▸ Objective: Will you transcribe all the entries word for word, skipping the pictures they hold?

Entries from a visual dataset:
◇ ◇ ◇ ◇

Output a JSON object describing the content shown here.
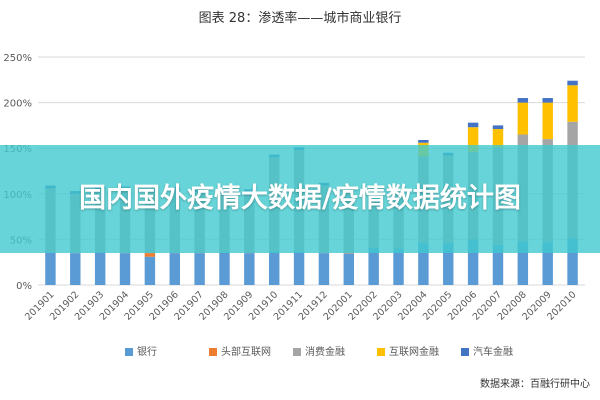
{
  "page": {
    "overlay_title": "国内国外疫情大数据/疫情数据统计图",
    "source_note": "数据来源：百融行研中心"
  },
  "colors": {
    "bank": "#5b9bd5",
    "head_internet": "#ed7d31",
    "consumer_finance": "#a5a5a5",
    "internet_finance": "#ffc000",
    "auto_finance": "#4472c4",
    "grid": "#d9d9d9",
    "overlay": "#40c9ce"
  },
  "chart_data": {
    "type": "bar",
    "stacked": true,
    "title": "图表 28：渗透率——城市商业银行",
    "xlabel": "",
    "ylabel": "",
    "ylim": [
      0,
      250
    ],
    "yticks": [
      "0%",
      "50%",
      "100%",
      "150%",
      "200%",
      "250%"
    ],
    "grid": true,
    "legend_position": "bottom",
    "categories": [
      "201901",
      "201902",
      "201903",
      "201904",
      "201905",
      "201906",
      "201907",
      "201908",
      "201909",
      "201910",
      "201911",
      "201912",
      "202001",
      "202002",
      "202003",
      "202004",
      "202005",
      "202006",
      "202007",
      "202008",
      "202009",
      "202010"
    ],
    "series": [
      {
        "name": "银行",
        "color_key": "bank",
        "values": [
          36,
          35,
          36,
          35,
          31,
          35,
          35,
          36,
          35,
          37,
          37,
          35,
          34,
          41,
          40,
          46,
          46,
          50,
          44,
          48,
          47,
          51
        ]
      },
      {
        "name": "头部互联网",
        "color_key": "head_internet",
        "values": [
          0,
          0,
          0,
          0,
          4,
          0,
          0,
          0,
          0,
          0,
          0,
          0,
          0,
          0,
          0,
          0,
          0,
          0,
          0,
          0,
          0,
          0
        ]
      },
      {
        "name": "消费金融",
        "color_key": "consumer_finance",
        "values": [
          70,
          65,
          69,
          70,
          67,
          69,
          67,
          66,
          67,
          103,
          111,
          74,
          71,
          50,
          58,
          95,
          96,
          96,
          107,
          117,
          113,
          128
        ]
      },
      {
        "name": "互联网金融",
        "color_key": "internet_finance",
        "values": [
          0,
          0,
          0,
          0,
          0,
          0,
          0,
          0,
          0,
          0,
          0,
          0,
          0,
          0,
          0,
          15,
          0,
          27,
          20,
          35,
          40,
          40
        ]
      },
      {
        "name": "汽车金融",
        "color_key": "auto_finance",
        "values": [
          3,
          3,
          3,
          3,
          3,
          3,
          3,
          3,
          3,
          3,
          3,
          3,
          3,
          3,
          3,
          3,
          3,
          5,
          4,
          5,
          5,
          5
        ]
      }
    ]
  }
}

◇ ◇ ◇ ◇

▸ Response:
Output a JSON object describing the content shown here.
{
  "page": {
    "overlay_title": "国内国外疫情大数据/疫情数据统计图",
    "source_note": "数据来源：百融行研中心"
  },
  "colors": {
    "bank": "#5b9bd5",
    "head_internet": "#ed7d31",
    "consumer_finance": "#a5a5a5",
    "internet_finance": "#ffc000",
    "auto_finance": "#4472c4",
    "grid": "#d9d9d9",
    "overlay": "#40c9ce"
  },
  "chart_data": {
    "type": "bar",
    "stacked": true,
    "title": "图表 28：渗透率——城市商业银行",
    "xlabel": "",
    "ylabel": "",
    "ylim": [
      0,
      250
    ],
    "yticks": [
      "0%",
      "50%",
      "100%",
      "150%",
      "200%",
      "250%"
    ],
    "grid": true,
    "legend_position": "bottom",
    "categories": [
      "201901",
      "201902",
      "201903",
      "201904",
      "201905",
      "201906",
      "201907",
      "201908",
      "201909",
      "201910",
      "201911",
      "201912",
      "202001",
      "202002",
      "202003",
      "202004",
      "202005",
      "202006",
      "202007",
      "202008",
      "202009",
      "202010"
    ],
    "series": [
      {
        "name": "银行",
        "color_key": "bank",
        "values": [
          36,
          35,
          36,
          35,
          31,
          35,
          35,
          36,
          35,
          37,
          37,
          35,
          34,
          41,
          40,
          46,
          46,
          50,
          44,
          48,
          47,
          51
        ]
      },
      {
        "name": "头部互联网",
        "color_key": "head_internet",
        "values": [
          0,
          0,
          0,
          0,
          4,
          0,
          0,
          0,
          0,
          0,
          0,
          0,
          0,
          0,
          0,
          0,
          0,
          0,
          0,
          0,
          0,
          0
        ]
      },
      {
        "name": "消费金融",
        "color_key": "consumer_finance",
        "values": [
          70,
          65,
          69,
          70,
          67,
          69,
          67,
          66,
          67,
          103,
          111,
          74,
          71,
          50,
          58,
          95,
          96,
          96,
          107,
          117,
          113,
          128
        ]
      },
      {
        "name": "互联网金融",
        "color_key": "internet_finance",
        "values": [
          0,
          0,
          0,
          0,
          0,
          0,
          0,
          0,
          0,
          0,
          0,
          0,
          0,
          0,
          0,
          15,
          0,
          27,
          20,
          35,
          40,
          40
        ]
      },
      {
        "name": "汽车金融",
        "color_key": "auto_finance",
        "values": [
          3,
          3,
          3,
          3,
          3,
          3,
          3,
          3,
          3,
          3,
          3,
          3,
          3,
          3,
          3,
          3,
          3,
          5,
          4,
          5,
          5,
          5
        ]
      }
    ]
  }
}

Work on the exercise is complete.